◆ **WHAT TO PRODUCE**
Transcribe all of the material exactly.

◆ **EXTRACTED MATERIAL**
------------
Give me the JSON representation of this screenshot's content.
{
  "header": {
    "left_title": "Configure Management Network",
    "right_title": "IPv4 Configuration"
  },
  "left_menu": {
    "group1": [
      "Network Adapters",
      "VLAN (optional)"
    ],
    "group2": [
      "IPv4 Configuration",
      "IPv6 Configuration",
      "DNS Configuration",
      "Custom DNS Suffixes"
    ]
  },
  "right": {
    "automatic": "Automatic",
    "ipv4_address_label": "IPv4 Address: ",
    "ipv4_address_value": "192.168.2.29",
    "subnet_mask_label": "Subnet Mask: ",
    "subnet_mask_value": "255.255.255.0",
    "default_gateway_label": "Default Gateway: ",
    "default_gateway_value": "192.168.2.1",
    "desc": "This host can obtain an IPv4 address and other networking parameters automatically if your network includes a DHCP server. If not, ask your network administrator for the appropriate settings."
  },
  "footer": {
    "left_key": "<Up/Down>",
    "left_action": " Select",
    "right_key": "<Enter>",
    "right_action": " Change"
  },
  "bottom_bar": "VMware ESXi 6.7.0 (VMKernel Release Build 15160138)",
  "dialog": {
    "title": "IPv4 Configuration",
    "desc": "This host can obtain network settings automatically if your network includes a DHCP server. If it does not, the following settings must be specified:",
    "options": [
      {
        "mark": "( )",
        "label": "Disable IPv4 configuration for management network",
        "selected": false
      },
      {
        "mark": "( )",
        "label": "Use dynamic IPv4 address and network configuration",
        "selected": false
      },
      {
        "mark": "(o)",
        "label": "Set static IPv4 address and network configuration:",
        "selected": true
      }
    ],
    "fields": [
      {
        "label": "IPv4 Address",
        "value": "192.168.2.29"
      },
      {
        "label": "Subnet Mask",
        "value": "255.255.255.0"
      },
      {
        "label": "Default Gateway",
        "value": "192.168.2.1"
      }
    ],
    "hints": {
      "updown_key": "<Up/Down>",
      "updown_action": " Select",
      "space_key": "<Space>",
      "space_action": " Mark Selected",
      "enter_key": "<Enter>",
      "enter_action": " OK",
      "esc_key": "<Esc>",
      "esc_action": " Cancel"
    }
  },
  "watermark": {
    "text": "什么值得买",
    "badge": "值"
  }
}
------------
◆ **PROBLEM SOLUTION**
Give me the JSON representation of this screenshot's content.
{
  "header": {
    "left_title": "Configure Management Network",
    "right_title": "IPv4 Configuration"
  },
  "left_menu": {
    "group1": [
      "Network Adapters",
      "VLAN (optional)"
    ],
    "group2": [
      "IPv4 Configuration",
      "IPv6 Configuration",
      "DNS Configuration",
      "Custom DNS Suffixes"
    ]
  },
  "right": {
    "automatic": "Automatic",
    "ipv4_address_label": "IPv4 Address: ",
    "ipv4_address_value": "192.168.2.29",
    "subnet_mask_label": "Subnet Mask: ",
    "subnet_mask_value": "255.255.255.0",
    "default_gateway_label": "Default Gateway: ",
    "default_gateway_value": "192.168.2.1",
    "desc": "This host can obtain an IPv4 address and other networking parameters automatically if your network includes a DHCP server. If not, ask your network administrator for the appropriate settings."
  },
  "footer": {
    "left_key": "<Up/Down>",
    "left_action": " Select",
    "right_key": "<Enter>",
    "right_action": " Change"
  },
  "bottom_bar": "VMware ESXi 6.7.0 (VMKernel Release Build 15160138)",
  "dialog": {
    "title": "IPv4 Configuration",
    "desc": "This host can obtain network settings automatically if your network includes a DHCP server. If it does not, the following settings must be specified:",
    "options": [
      {
        "mark": "( )",
        "label": "Disable IPv4 configuration for management network",
        "selected": false
      },
      {
        "mark": "( )",
        "label": "Use dynamic IPv4 address and network configuration",
        "selected": false
      },
      {
        "mark": "(o)",
        "label": "Set static IPv4 address and network configuration:",
        "selected": true
      }
    ],
    "fields": [
      {
        "label": "IPv4 Address",
        "value": "192.168.2.29"
      },
      {
        "label": "Subnet Mask",
        "value": "255.255.255.0"
      },
      {
        "label": "Default Gateway",
        "value": "192.168.2.1"
      }
    ],
    "hints": {
      "updown_key": "<Up/Down>",
      "updown_action": " Select",
      "space_key": "<Space>",
      "space_action": " Mark Selected",
      "enter_key": "<Enter>",
      "enter_action": " OK",
      "esc_key": "<Esc>",
      "esc_action": " Cancel"
    }
  },
  "watermark": {
    "text": "什么值得买",
    "badge": "值"
  }
}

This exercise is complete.